_What the exercise asks:_ Find and copy every line in the records that includes the string "value".

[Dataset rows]
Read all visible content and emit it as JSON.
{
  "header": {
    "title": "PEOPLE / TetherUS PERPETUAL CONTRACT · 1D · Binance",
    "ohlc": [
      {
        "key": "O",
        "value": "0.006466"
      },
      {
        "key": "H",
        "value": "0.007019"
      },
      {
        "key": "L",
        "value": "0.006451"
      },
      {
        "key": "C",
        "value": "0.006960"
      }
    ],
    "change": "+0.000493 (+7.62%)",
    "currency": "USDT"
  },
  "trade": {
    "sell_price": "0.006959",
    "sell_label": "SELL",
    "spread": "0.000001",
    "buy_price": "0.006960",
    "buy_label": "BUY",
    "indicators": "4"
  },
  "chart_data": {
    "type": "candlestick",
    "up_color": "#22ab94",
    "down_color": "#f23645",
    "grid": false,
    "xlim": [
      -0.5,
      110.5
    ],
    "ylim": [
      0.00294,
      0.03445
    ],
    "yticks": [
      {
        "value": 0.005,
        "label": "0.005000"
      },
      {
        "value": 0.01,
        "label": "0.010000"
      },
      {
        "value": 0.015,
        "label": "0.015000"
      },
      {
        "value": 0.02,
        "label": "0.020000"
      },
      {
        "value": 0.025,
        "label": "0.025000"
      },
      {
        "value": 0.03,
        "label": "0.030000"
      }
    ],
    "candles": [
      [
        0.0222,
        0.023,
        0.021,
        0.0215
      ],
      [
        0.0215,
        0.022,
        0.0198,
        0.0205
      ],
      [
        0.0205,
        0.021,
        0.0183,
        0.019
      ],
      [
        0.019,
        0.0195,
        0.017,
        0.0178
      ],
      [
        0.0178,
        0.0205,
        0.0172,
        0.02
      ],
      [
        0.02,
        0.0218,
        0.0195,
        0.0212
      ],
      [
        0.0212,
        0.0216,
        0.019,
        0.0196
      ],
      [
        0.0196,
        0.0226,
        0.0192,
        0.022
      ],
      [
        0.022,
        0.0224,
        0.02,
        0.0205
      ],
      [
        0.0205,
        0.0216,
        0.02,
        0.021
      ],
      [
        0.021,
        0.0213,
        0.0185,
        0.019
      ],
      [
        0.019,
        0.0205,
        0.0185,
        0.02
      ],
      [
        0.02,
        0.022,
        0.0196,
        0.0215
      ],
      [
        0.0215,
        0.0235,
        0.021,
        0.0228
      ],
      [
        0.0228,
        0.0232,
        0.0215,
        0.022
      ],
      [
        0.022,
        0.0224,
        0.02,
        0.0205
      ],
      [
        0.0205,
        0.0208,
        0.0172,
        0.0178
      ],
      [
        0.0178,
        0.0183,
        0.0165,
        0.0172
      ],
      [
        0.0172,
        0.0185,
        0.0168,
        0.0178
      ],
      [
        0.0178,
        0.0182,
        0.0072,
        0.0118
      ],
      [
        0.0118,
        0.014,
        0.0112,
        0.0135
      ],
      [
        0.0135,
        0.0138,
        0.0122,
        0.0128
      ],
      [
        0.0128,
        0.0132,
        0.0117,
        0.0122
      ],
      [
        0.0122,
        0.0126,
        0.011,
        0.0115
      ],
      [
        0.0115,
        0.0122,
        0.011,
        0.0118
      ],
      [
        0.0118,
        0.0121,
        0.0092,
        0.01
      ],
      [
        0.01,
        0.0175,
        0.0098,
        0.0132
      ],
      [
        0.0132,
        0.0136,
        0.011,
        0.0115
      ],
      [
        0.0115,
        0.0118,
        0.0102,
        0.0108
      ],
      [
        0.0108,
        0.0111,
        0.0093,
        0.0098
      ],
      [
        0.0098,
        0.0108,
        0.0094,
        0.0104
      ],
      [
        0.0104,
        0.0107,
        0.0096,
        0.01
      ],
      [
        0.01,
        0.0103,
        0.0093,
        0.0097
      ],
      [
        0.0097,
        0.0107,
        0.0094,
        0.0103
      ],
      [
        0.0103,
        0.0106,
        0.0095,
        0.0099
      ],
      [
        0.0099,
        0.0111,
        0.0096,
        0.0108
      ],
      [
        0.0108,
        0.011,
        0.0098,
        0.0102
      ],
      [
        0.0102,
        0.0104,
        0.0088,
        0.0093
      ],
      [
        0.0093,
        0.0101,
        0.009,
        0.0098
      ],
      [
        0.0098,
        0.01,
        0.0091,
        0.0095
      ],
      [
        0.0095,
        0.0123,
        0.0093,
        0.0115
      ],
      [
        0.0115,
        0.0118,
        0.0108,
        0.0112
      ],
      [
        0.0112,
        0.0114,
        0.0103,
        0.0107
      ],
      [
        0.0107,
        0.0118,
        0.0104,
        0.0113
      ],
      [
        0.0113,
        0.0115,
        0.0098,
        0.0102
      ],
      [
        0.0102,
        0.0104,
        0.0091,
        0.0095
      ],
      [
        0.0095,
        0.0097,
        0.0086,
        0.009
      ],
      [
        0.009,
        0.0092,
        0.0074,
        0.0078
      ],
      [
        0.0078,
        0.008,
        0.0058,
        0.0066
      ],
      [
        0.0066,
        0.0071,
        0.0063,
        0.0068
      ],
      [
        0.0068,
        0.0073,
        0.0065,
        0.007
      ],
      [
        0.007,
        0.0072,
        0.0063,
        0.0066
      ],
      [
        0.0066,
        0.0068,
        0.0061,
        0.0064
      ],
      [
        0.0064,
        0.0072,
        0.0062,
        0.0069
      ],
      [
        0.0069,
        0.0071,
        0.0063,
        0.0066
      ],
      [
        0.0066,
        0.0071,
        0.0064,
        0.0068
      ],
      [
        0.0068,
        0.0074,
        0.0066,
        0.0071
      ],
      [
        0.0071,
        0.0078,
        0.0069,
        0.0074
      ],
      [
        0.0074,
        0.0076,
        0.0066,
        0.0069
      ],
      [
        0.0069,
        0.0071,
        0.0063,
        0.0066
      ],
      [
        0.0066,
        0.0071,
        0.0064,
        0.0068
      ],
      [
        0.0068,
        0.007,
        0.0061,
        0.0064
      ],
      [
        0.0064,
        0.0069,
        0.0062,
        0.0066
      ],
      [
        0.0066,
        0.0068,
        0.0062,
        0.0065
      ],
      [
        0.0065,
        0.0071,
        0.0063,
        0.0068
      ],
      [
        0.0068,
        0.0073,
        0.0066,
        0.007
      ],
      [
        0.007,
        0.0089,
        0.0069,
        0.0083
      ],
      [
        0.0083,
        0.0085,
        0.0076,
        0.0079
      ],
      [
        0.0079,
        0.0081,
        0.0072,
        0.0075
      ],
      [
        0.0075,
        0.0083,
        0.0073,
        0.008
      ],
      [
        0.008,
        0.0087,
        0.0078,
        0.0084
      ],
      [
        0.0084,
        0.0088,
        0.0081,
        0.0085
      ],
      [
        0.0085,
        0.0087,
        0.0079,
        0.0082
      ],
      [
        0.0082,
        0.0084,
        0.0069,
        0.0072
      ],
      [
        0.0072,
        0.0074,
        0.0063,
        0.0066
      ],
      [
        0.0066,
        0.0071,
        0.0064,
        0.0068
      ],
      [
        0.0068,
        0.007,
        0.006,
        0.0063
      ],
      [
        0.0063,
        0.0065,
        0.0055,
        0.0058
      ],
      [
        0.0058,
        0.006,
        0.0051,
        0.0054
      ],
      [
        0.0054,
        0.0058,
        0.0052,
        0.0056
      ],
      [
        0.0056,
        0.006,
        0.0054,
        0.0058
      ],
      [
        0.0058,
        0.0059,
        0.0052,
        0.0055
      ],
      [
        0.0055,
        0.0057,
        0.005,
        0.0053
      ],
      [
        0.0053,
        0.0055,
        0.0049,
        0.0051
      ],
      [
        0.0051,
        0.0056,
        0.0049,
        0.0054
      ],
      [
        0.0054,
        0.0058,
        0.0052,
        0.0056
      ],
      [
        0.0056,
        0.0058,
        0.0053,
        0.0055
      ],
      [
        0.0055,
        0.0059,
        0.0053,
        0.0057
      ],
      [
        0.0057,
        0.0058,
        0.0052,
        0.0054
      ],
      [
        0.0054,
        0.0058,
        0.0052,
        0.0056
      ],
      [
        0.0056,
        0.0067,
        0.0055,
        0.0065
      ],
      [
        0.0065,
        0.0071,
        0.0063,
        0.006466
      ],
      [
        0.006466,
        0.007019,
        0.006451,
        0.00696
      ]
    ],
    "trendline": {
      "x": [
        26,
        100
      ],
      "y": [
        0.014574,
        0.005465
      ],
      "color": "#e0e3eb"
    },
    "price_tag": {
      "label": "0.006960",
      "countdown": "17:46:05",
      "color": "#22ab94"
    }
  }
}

_Result of the task:_
        "value": "0.006466"
        "value": "0.007019"
        "value": "0.006451"
        "value": "0.006960"
        "value": 0.005,
        "value": 0.01,
        "value": 0.015,
        "value": 0.02,
        "value": 0.025,
        "value": 0.03,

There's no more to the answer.